◆ Exercise description
Translate this sentence from the architecture overview below into Spanish: "The application is written in Python using the Flask framework."

Behind The Scenes
Architecture & Implementation
The application is written in Python using the Flask framework. We use Pandas for data processing and SQLite for local storage. The codebase is open-source and available on GitHub. It runs on a standard VPS from Vultr. The architecture is intentionally simple and relies on standard web development practices.
Data Collection
We get our data directly from the YouTube API using the googleapiclient library. Here is how we initialize the service:
from googleapiclient.discovery import build
if __name__ == "__main__":
API_KEY = os.environ.get("YT_API_KEY")
service = build("youtube", "v3", API_KEY)

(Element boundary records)
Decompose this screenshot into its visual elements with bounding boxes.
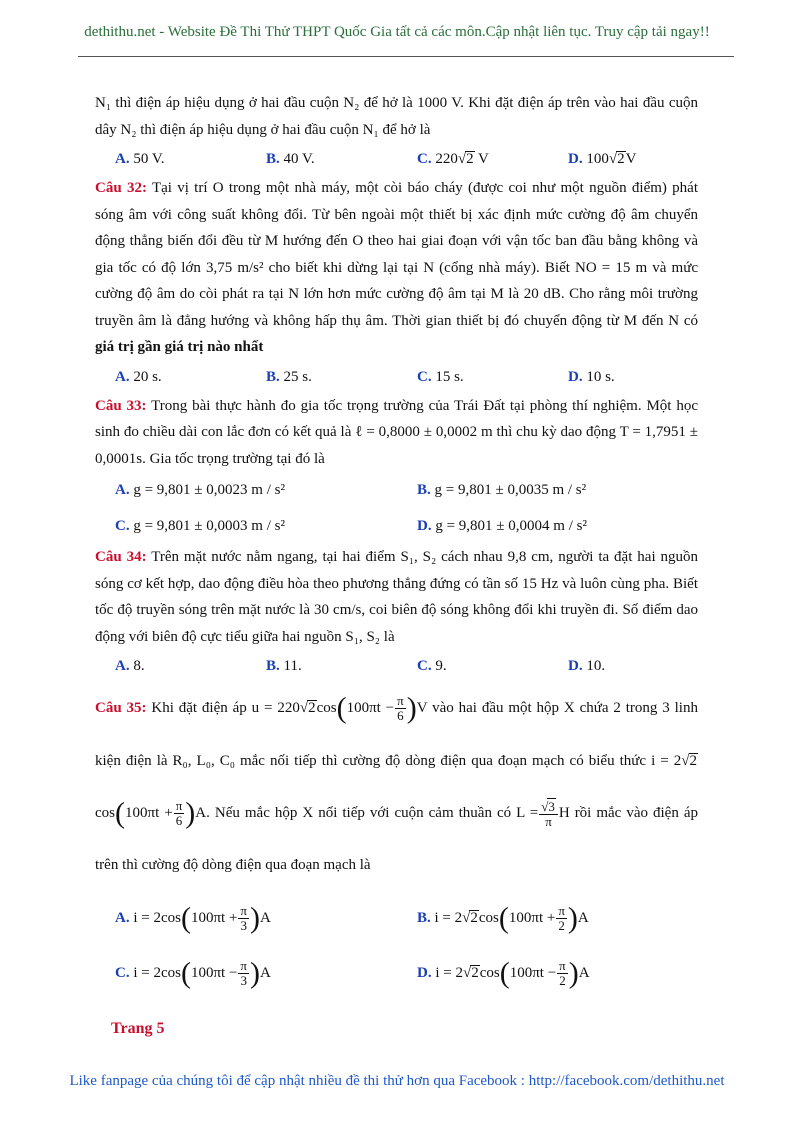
- facebook-footer-link[interactable]: Like fanpage của chúng tôi để cập nhật nhiều đề thi thử hơn qua Facebook : http://facebook.com/dethithu.net: [69, 1073, 725, 1089]
- q32-option-a: A. 20 s.: [115, 368, 162, 385]
- q33-option-d: D. g = 9,801 ± 0,0004 m / s²: [417, 518, 587, 534]
- q34-label: Câu 34:: [95, 549, 147, 565]
- q33-option-a: A. g = 9,801 ± 0,0023 m / s²: [115, 482, 285, 498]
- q34-options: [115, 653, 698, 679]
- q35-options: [115, 891, 698, 1000]
- q35-inductance-formula: L = $\frac{√3}{\pi}$ H: [516, 798, 570, 829]
- q31-option-b: B. 40 V.: [266, 151, 315, 167]
- q32-text: Câu 32: Tại vị trí O trong một nhà máy, một còi báo cháy (được coi như một nguồn điểm) phát sóng âm với công suất không đổi. Từ bên ngoài một thiết bị xác định mức cường độ âm chuyển động thẳng biến đổi đều từ M hướng đến O theo hai giai đoạn với vận tốc ban đầu bằng không và gia tốc có độ lớn 3,75 m/s² cho biết khi dừng lại tại N (cổng nhà máy). Biết NO = 15 m và mức cường độ âm do còi phát ra tại N lớn hơn mức cường độ âm tại M là 20 dB. Cho rằng môi trường truyền âm là đẳng hướng và không hấp thụ âm. Thời gian thiết bị đó chuyển động từ M đến N có giá trị gần giá trị nào nhất: [95, 180, 698, 355]
- q35-option-b: B. i = 2√2cos(100πt + $\frac{\pi}{2}$ )A: [417, 901, 589, 935]
- q32-label: Câu 32:: [95, 180, 147, 196]
- page-number: Trang 5: [111, 1020, 165, 1037]
- q31-text: N₁ thì điện áp hiệu dụng ở hai đầu cuộn N₂ để hở là 1000 V. Khi đặt điện áp trên vào hai đầu cuộn dây N₂ thì điện áp hiệu dụng ở hai đầu cuộn N₁ để hở là: [95, 95, 698, 138]
- q32-option-c: C. 15 s.: [417, 368, 464, 385]
- q35-voltage-formula: u = 220√2cos(100πt − $\frac{\pi}{6}$ )V: [251, 691, 428, 725]
- q34-option-a: A. 8.: [115, 658, 145, 674]
- q35-option-a: A. i = 2cos(100πt + $\frac{\pi}{3}$ )A: [115, 901, 271, 935]
- q34-option-d: D. 10.: [568, 658, 606, 674]
- q32-option-d: D. 10 s.: [568, 368, 615, 385]
- q33-text: Câu 33: Trong bài thực hành đo gia tốc trọng trường của Trái Đất tại phòng thí nghiệm. Một học sinh đo chiều dài con lắc đơn có kết quả là ℓ = 0,8000 ± 0,0002 m thì chu kỳ dao động T = 1,7951 ± 0,0001s. Gia tốc trọng trường tại đó là: [95, 397, 698, 467]
- q35-option-c: C. i = 2cos(100πt − $\frac{\pi}{3}$ )A: [115, 956, 271, 990]
- q34-option-b: B. 11.: [266, 658, 302, 674]
- q35-option-d: D. i = 2√2cos(100πt − $\frac{\pi}{2}$ )A: [417, 956, 590, 990]
- q31-option-a: A. 50 V.: [115, 151, 165, 167]
- site-header[interactable]: dethithu.net - Website Đề Thi Thử THPT Quốc Gia tất cả các môn.Cập nhật liên tục. Truy cập tải ngay!!: [84, 24, 710, 40]
- q31-option-d: D. 100√2V: [568, 151, 637, 167]
- q32-emphasis: giá trị gần giá trị nào nhất: [95, 339, 264, 355]
- q33-label: Câu 33:: [95, 397, 147, 414]
- header-divider: [78, 56, 734, 57]
- q35-current-formula: i = 2√2cos(100πt + $\frac{\pi}{6}$ )A: [95, 752, 697, 830]
- q34-text: Câu 34: Trên mặt nước nằm ngang, tại hai điểm S₁, S₂ cách nhau 9,8 cm, người ta đặt hai nguồn sóng cơ kết hợp, dao động điều hòa theo phương thẳng đứng có tần số 15 Hz và luôn cùng pha. Biết tốc độ truyền sóng trên mặt nước là 30 cm/s, coi biên độ sóng không đổi khi truyền đi. Số điểm dao động với biên độ cực tiểu giữa hai nguồn S₁, S₂ là: [95, 549, 699, 645]
- q33-period-formula: T = 1,7951 ± 0,0001s: [95, 424, 698, 467]
- page-content: [95, 90, 698, 1000]
- q31-option-c: C. 220√2 V: [417, 151, 489, 167]
- q33-option-c: C. g = 9,801 ± 0,0003 m / s²: [115, 518, 285, 534]
- q33-length-formula: ℓ = 0,8000 ± 0,0002 m: [355, 424, 493, 440]
- q32-options: [115, 364, 698, 390]
- q35-text: Câu 35: Khi đặt điện áp u = 220√2cos(100πt − $\frac{\pi}{6}$ )V vào hai đầu một hộp X chứa 2 trong 3 linh kiện điện là R₀, L₀, C₀ mắc nối tiếp thì cường độ dòng điện qua đoạn mạch có biểu thức i = 2√2cos(100πt + $\frac{\pi}{6}$ )A. Nếu mắc hộp X nối tiếp với cuộn cảm thuần có L = $\frac{√3}{\pi}$ H rồi mắc vào điện áp trên thì cường độ dòng điện qua đoạn mạch là: [95, 691, 698, 874]
- q33-option-b: B. g = 9,801 ± 0,0035 m / s²: [417, 482, 587, 498]
- q33-options: [115, 472, 698, 544]
- q34-option-c: C. 9.: [417, 658, 447, 674]
- q31-options: [115, 146, 698, 172]
- q32-option-b: B. 25 s.: [266, 368, 312, 385]
- q35-label: Câu 35:: [95, 700, 147, 716]
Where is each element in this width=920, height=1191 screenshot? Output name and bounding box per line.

◆ Solution for this problem
La aplicación está escrita en Python con el framework Flask.